● **Problem to work on**: Each line of the listing that contains the word "label" is to be copied.

● **Data excerpts**:
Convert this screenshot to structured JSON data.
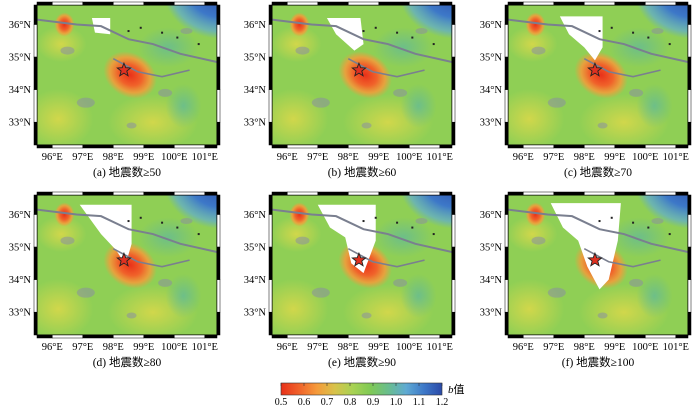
{
  "panels": [
    {
      "label": "(a) 地震数≥50",
      "threshold": 50
    },
    {
      "label": "(b) 地震数≥60",
      "threshold": 60
    },
    {
      "label": "(c) 地震数≥70",
      "threshold": 70
    },
    {
      "label": "(d) 地震数≥80",
      "threshold": 80
    },
    {
      "label": "(e) 地震数≥90",
      "threshold": 90
    },
    {
      "label": "(f) 地震数≥100",
      "threshold": 100
    }
  ],
  "lon_ticks": [
    "96°E",
    "97°E",
    "98°E",
    "99°E",
    "100°E",
    "101°E"
  ],
  "lat_ticks": [
    "36°N",
    "35°N",
    "34°N",
    "33°N"
  ],
  "lon_range": [
    95.5,
    101.4
  ],
  "lat_range": [
    32.3,
    36.6
  ],
  "epicenter": {
    "lon": 98.35,
    "lat": 34.6
  },
  "colorbar": {
    "title_italic": "b",
    "title_rest": "值",
    "ticks": [
      "0.5",
      "0.6",
      "0.7",
      "0.8",
      "0.9",
      "1.0",
      "1.1",
      "1.2"
    ],
    "range": [
      0.5,
      1.2
    ],
    "colors": [
      "#e8311a",
      "#f0622a",
      "#f59a3a",
      "#d8c24a",
      "#a8d253",
      "#7fc955",
      "#69bd8e",
      "#5faad3",
      "#3d78c8",
      "#2b4aa8"
    ]
  }
}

● **Response for this exercise**:
      "label": "(a) 地震数≥50",
      "label": "(b) 地震数≥60",
      "label": "(c) 地震数≥70",
      "label": "(d) 地震数≥80",
      "label": "(e) 地震数≥90",
      "label": "(f) 地震数≥100",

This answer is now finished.